● Short problem:
Only the number is wanted: how many lines in the data contain "title"?

● Exercise input:
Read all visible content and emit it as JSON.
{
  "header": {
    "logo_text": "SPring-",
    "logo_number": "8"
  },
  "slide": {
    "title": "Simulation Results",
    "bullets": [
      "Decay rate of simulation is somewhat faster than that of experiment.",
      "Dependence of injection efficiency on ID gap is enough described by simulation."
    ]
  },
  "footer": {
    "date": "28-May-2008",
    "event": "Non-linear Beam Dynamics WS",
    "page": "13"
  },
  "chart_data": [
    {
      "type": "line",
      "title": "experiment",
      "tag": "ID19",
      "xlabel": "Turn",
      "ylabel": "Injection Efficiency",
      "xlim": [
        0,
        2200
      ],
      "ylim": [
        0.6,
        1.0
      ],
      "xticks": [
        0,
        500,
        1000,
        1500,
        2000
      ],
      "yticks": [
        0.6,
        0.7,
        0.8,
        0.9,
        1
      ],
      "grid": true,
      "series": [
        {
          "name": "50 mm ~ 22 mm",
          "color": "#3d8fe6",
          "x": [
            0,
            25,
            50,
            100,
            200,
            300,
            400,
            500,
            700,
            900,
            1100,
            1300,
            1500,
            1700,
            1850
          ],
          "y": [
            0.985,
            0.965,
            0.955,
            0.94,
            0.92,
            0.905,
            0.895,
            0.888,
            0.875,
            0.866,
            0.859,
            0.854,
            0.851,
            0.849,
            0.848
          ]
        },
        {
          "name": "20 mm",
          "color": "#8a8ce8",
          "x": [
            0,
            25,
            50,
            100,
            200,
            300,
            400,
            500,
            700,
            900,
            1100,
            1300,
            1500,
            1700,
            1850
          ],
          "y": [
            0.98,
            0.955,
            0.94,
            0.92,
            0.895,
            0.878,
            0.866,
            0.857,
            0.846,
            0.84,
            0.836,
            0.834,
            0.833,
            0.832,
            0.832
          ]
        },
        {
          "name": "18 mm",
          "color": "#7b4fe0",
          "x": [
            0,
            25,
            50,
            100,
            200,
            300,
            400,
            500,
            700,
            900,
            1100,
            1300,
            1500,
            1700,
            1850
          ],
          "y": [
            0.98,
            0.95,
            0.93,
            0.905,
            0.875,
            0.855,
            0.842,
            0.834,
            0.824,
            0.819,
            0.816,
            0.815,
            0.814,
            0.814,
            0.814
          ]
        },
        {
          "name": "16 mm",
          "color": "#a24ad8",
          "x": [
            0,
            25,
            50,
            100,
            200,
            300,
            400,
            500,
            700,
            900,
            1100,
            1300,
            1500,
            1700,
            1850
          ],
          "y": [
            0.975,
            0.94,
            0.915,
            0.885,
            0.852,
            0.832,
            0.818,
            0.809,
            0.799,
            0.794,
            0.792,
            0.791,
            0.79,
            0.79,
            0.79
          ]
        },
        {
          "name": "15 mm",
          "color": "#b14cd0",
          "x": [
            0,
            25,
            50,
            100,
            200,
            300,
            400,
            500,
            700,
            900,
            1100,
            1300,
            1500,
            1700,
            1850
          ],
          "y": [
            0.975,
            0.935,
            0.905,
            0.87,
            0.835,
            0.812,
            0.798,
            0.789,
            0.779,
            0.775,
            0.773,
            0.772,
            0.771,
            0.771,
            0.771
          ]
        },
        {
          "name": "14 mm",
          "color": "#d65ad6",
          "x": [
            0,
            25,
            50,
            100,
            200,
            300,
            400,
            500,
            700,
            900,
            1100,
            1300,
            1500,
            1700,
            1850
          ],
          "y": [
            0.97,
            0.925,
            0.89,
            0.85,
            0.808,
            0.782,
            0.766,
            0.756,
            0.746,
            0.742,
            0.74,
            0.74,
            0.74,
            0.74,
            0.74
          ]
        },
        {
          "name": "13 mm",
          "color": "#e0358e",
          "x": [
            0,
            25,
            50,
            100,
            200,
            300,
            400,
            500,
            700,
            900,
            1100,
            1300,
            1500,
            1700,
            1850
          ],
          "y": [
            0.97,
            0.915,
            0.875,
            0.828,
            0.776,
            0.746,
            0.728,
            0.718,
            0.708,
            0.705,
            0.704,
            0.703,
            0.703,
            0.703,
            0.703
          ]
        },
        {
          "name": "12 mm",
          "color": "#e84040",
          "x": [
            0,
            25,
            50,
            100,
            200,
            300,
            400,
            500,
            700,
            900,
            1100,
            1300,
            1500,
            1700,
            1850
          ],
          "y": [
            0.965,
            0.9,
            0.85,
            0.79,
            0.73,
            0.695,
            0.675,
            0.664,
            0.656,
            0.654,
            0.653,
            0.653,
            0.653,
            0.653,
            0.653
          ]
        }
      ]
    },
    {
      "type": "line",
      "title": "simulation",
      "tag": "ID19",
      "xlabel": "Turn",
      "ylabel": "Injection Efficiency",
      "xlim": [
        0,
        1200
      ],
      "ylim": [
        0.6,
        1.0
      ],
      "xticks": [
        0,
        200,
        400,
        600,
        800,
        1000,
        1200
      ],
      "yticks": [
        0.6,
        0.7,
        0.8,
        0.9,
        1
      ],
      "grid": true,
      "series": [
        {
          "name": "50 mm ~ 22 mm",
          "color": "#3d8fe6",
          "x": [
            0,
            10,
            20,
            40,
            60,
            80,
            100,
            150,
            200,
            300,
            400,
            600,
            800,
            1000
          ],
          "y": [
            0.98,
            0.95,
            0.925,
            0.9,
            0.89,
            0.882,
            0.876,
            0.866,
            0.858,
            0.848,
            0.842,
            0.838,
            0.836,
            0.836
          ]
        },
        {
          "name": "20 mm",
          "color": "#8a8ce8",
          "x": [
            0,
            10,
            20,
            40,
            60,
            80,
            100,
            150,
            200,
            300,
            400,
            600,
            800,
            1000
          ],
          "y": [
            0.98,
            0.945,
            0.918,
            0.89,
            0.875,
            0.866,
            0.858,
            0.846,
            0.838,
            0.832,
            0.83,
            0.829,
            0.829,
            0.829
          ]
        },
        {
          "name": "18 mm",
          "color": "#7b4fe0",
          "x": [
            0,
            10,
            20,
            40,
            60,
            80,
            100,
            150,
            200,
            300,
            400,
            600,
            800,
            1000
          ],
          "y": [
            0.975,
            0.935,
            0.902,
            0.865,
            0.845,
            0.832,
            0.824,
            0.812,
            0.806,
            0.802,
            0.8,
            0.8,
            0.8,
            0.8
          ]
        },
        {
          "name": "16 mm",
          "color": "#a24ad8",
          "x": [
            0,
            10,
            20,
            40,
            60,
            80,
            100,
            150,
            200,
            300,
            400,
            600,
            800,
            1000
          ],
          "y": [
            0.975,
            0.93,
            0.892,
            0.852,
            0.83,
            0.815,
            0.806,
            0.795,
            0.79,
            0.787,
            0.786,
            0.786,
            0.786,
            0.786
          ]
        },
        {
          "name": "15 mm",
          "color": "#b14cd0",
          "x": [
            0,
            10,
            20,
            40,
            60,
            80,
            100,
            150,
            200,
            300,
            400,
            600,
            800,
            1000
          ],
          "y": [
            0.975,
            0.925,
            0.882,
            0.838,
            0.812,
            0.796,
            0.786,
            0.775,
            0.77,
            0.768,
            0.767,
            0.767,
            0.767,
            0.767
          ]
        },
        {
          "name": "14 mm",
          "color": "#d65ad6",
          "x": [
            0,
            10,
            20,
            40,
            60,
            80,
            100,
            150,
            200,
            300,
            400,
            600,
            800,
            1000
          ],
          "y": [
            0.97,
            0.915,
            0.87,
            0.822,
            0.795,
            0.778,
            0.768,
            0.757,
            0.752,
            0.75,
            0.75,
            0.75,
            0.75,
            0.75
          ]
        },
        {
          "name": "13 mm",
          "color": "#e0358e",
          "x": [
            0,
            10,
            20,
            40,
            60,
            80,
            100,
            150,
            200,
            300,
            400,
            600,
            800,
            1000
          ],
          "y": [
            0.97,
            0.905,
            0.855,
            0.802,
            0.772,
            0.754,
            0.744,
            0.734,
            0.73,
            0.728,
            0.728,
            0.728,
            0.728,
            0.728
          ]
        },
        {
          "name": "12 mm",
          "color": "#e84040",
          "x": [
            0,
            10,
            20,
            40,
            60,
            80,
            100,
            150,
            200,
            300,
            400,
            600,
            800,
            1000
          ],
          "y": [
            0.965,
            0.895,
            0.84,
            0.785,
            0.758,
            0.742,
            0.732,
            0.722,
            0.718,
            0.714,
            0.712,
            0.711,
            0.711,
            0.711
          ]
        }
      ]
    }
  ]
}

● Solution below:
3